• **情報の活用**
1) B3プレーオフの記事の「堅固なディフェンスを大きな武」から「り連勝で4強入りを果たした。」までを、「ディフェンス」を「守備」に変えて書いてください。
2) B3プレーオフの記事によると、セミファイナルに勝ったチームがB2に上がれるのはなぜですか。1〜3文で説明してください。
3) 次の(a)〜(c)がB3プレーオフの記事の内容と合っているかどうか、それぞれ「はい」か「いいえ」で答え、決め手になる記事の言葉をそのまま引いてください。
(a) 横浜エクセレンスはレギュラーシーズン3位だった。
(b) 岩手はクォーターファイナルで豊田合成スコーピオンズに2連勝した。
(c) 埼玉はトライフープ岡山に1勝1敗だった。

• **記事の抜粋**
□ □ □

B3プレーオフ・セミファイナル展望 - B2昇格を果たすのは岩手か、埼玉か、静岡か、横浜EXか
4月28日(金)から、B2昇格権がかかったB3プレーオフ・セミファイナルが始まる。勝ち残っているのはレギュラーシーズン1位の岩手ビッグブルズ、2位の埼玉ブロンコス、3位のベルテックス静岡、5位の横浜エクセレンスの4チーム。いずれも来シーズンのB2ライセンス交付を受けており、レギュラーシーズンで上位のチームが全試合をホームで戦う2戦先勝の3試合シリーズで、勝ったチームはプレーオフ・ファイナル進出とともにB2昇格がかなう。
堅固なディフェンスを大きな武器とする岩手は、クォーターファイナルで豊田合成スコーピオンズを2試合とも60点台に抑えて2連勝(GAME1が79-68、GAME2が86-61)。埼玉は食い下がるトライフープ岡山と2試合とも一桁点差の勝負(GAME1が80-73、GAME2が98-91)となったが、やはり連勝で4強入りを果たした。

□ □ □

• **元データ**
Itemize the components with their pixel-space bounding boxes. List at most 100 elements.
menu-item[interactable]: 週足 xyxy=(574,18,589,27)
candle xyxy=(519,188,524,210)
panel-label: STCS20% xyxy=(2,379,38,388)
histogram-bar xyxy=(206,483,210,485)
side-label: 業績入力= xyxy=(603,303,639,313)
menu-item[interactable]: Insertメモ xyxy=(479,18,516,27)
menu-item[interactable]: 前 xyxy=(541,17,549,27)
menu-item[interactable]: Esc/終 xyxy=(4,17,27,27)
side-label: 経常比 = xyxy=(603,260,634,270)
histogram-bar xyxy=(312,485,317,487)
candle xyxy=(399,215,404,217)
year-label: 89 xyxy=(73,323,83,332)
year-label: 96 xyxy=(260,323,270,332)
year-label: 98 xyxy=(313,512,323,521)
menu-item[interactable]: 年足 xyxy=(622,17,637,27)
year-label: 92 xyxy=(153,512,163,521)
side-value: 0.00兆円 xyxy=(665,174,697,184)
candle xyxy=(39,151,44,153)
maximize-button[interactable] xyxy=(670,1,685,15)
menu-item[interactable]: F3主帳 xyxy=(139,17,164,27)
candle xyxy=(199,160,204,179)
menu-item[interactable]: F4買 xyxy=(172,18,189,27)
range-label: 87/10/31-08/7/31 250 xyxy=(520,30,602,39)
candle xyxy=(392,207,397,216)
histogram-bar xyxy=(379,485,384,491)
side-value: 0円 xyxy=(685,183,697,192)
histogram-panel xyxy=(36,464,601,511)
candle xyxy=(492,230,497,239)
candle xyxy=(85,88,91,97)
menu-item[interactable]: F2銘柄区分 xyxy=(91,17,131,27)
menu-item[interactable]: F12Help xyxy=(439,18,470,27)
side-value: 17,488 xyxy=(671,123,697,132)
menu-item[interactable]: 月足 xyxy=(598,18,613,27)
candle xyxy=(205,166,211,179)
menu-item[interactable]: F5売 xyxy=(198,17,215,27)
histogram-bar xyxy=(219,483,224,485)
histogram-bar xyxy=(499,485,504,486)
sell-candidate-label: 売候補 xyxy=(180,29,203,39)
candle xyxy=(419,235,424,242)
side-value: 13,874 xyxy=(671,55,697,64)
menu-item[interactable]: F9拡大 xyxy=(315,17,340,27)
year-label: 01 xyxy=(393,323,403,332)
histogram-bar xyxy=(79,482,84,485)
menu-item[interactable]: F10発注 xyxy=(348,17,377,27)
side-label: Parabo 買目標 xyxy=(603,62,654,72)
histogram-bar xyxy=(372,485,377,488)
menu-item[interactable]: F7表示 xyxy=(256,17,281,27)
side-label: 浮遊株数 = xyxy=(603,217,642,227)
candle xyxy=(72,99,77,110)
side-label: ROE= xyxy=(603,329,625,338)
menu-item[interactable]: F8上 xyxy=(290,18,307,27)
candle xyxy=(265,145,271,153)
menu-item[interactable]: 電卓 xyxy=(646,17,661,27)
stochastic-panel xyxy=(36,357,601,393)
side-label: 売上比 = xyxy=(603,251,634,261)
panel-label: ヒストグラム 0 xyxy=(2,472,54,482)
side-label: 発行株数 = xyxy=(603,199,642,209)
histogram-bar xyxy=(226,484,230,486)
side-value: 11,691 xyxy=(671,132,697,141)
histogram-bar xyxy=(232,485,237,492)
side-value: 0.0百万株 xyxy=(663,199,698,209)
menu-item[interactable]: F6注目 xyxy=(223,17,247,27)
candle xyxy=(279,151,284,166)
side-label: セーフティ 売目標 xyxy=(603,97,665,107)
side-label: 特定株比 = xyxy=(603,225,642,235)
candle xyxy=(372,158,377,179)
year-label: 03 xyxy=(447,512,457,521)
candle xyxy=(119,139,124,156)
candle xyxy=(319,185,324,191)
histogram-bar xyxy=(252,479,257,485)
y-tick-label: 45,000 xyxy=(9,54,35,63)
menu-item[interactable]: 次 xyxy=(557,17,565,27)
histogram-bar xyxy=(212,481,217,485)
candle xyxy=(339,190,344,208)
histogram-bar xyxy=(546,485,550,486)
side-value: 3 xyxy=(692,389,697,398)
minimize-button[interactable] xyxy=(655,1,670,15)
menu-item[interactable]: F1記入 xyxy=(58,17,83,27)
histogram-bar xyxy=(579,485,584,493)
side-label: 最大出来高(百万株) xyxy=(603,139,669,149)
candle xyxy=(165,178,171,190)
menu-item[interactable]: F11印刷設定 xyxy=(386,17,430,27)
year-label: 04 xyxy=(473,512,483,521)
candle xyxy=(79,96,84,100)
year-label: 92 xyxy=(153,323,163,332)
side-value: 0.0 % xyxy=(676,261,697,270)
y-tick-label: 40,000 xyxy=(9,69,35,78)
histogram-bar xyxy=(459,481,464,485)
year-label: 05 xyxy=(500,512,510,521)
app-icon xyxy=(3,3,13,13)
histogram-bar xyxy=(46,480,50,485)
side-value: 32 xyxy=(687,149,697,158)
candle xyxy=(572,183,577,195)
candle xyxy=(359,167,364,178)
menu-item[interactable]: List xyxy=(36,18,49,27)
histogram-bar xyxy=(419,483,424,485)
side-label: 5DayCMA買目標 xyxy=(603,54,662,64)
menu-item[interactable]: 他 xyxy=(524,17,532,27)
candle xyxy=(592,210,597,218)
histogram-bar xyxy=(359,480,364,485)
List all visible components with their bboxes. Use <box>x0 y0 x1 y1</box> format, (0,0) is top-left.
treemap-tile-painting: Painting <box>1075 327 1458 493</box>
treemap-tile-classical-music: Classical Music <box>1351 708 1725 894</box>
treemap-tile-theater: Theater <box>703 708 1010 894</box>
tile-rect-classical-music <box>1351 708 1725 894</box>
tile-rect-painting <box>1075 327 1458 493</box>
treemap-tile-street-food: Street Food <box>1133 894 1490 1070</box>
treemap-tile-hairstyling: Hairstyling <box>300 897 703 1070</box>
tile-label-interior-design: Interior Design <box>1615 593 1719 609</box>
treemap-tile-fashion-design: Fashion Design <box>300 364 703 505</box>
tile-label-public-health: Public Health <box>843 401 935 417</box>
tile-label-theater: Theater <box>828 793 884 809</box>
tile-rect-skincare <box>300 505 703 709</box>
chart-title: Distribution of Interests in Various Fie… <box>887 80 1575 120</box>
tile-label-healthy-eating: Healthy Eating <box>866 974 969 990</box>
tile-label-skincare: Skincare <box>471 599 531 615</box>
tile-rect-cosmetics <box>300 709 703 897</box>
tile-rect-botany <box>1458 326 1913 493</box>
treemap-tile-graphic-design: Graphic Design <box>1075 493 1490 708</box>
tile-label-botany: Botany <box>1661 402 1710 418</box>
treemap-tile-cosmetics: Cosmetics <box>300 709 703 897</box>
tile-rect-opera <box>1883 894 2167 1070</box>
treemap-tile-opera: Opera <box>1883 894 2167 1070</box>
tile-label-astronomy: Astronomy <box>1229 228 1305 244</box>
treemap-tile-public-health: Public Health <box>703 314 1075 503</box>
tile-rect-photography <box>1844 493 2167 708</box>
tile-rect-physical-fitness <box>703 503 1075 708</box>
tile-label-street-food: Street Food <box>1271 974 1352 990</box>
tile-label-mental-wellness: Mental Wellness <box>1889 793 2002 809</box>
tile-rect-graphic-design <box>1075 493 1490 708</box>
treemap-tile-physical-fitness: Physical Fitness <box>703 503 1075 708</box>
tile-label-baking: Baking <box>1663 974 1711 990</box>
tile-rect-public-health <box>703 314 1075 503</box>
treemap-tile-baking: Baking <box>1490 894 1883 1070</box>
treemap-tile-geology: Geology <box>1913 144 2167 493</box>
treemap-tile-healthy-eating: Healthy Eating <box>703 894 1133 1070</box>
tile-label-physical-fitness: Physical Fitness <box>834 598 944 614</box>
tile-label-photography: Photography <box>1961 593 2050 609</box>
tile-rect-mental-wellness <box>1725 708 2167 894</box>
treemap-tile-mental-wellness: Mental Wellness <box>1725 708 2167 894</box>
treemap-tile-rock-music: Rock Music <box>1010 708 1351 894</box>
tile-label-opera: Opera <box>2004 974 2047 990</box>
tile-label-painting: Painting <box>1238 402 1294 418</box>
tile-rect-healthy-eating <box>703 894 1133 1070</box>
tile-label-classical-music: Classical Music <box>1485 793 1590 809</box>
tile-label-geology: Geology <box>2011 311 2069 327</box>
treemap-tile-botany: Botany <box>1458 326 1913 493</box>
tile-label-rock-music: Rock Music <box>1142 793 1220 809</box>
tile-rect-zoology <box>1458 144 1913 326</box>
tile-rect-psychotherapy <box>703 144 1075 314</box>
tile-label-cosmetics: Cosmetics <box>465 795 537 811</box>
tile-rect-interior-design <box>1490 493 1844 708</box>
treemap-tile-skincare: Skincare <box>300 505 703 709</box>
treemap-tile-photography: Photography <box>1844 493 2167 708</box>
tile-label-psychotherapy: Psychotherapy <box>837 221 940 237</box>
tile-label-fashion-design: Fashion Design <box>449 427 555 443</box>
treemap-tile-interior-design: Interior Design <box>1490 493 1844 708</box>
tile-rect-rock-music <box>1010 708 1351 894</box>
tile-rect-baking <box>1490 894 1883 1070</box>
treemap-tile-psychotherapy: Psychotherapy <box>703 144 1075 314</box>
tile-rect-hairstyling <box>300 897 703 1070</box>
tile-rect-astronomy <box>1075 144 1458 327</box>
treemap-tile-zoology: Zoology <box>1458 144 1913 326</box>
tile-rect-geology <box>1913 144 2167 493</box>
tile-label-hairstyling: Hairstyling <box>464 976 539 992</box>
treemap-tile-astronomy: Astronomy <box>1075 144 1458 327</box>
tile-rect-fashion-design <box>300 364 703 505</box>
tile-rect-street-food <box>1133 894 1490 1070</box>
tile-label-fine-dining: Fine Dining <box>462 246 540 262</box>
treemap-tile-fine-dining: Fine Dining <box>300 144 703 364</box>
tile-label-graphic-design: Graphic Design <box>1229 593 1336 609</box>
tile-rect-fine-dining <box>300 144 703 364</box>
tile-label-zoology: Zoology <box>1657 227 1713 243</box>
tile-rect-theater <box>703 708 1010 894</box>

□ □ □

• **問題の答え**
1)
堅固な守備を大きな武器とする岩手は、クォーターファイナルで豊田合成スコーピオンズを2試合とも60点台に抑えて2連勝(GAME1が79-68、GAME2が86-61)。埼玉は食い下がるトライフープ岡山と2試合とも一桁点差の勝負(GAME1が80-73、GAME2が98-91)となったが、やはり連勝で4強入りを果たした。

2) 勝ち残っている4チームは、どれも来シーズンのB2ライセンスの交付を受けているからです。そのため、2戦先勝のシリーズに勝ったチームは、プレーオフ・ファイナル進出とともにB2昇格がかないます。

3)
(a) いいえ。「5位の横浜エクセレンス」とあります。
(b) はい。「豊田合成スコーピオンズを2試合とも60点台に抑えて2連勝」とあります。
(c) いいえ。「やはり連勝で4強入りを果たした」とあります。